Gegeven opdracht
Herschrijf deze regels en vervang daarin overal "collapse-dot-icon" door "collapse-icon", terwijl al het andere gelijk blijft. Laat de afbeeldingen weg uit het antwoord.

(Lijsten met elementlocaties)
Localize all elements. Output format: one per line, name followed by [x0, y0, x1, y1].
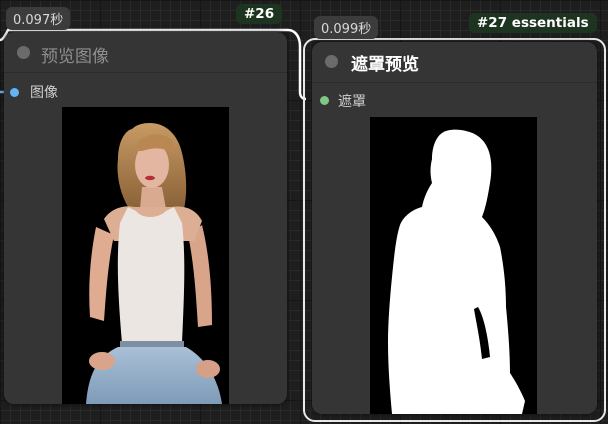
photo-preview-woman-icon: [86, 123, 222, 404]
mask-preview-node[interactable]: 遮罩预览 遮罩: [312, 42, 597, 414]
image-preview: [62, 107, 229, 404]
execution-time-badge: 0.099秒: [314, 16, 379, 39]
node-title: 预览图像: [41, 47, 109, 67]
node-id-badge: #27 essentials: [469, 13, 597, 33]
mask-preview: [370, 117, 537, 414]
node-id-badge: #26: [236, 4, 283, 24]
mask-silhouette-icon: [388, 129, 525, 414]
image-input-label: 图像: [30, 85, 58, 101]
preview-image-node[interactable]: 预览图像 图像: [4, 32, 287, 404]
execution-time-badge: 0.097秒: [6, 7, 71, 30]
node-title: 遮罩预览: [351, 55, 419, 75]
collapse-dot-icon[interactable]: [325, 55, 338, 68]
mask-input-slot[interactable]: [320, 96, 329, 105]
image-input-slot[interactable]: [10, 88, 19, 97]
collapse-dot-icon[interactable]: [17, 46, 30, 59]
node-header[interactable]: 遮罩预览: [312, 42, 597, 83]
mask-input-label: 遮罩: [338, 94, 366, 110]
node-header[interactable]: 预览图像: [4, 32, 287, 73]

Resultaat
Localize all elements. Output format: one per line, name followed by [x0, y0, x1, y1].
photo-preview-woman-icon: [86, 123, 222, 404]
mask-preview-node[interactable]: 遮罩预览 遮罩: [312, 42, 597, 414]
image-preview: [62, 107, 229, 404]
execution-time-badge: 0.099秒: [314, 16, 379, 39]
node-title: 预览图像: [41, 47, 109, 67]
node-id-badge: #27 essentials: [469, 13, 597, 33]
mask-preview: [370, 117, 537, 414]
node-id-badge: #26: [236, 4, 283, 24]
mask-silhouette-icon: [388, 129, 525, 414]
image-input-label: 图像: [30, 85, 58, 101]
preview-image-node[interactable]: 预览图像 图像: [4, 32, 287, 404]
execution-time-badge: 0.097秒: [6, 7, 71, 30]
node-title: 遮罩预览: [351, 55, 419, 75]
collapse-icon[interactable]: [325, 55, 338, 68]
mask-input-slot[interactable]: [320, 96, 329, 105]
image-input-slot[interactable]: [10, 88, 19, 97]
collapse-icon[interactable]: [17, 46, 30, 59]
node-header[interactable]: 遮罩预览: [312, 42, 597, 83]
mask-input-label: 遮罩: [338, 94, 366, 110]
node-header[interactable]: 预览图像: [4, 32, 287, 73]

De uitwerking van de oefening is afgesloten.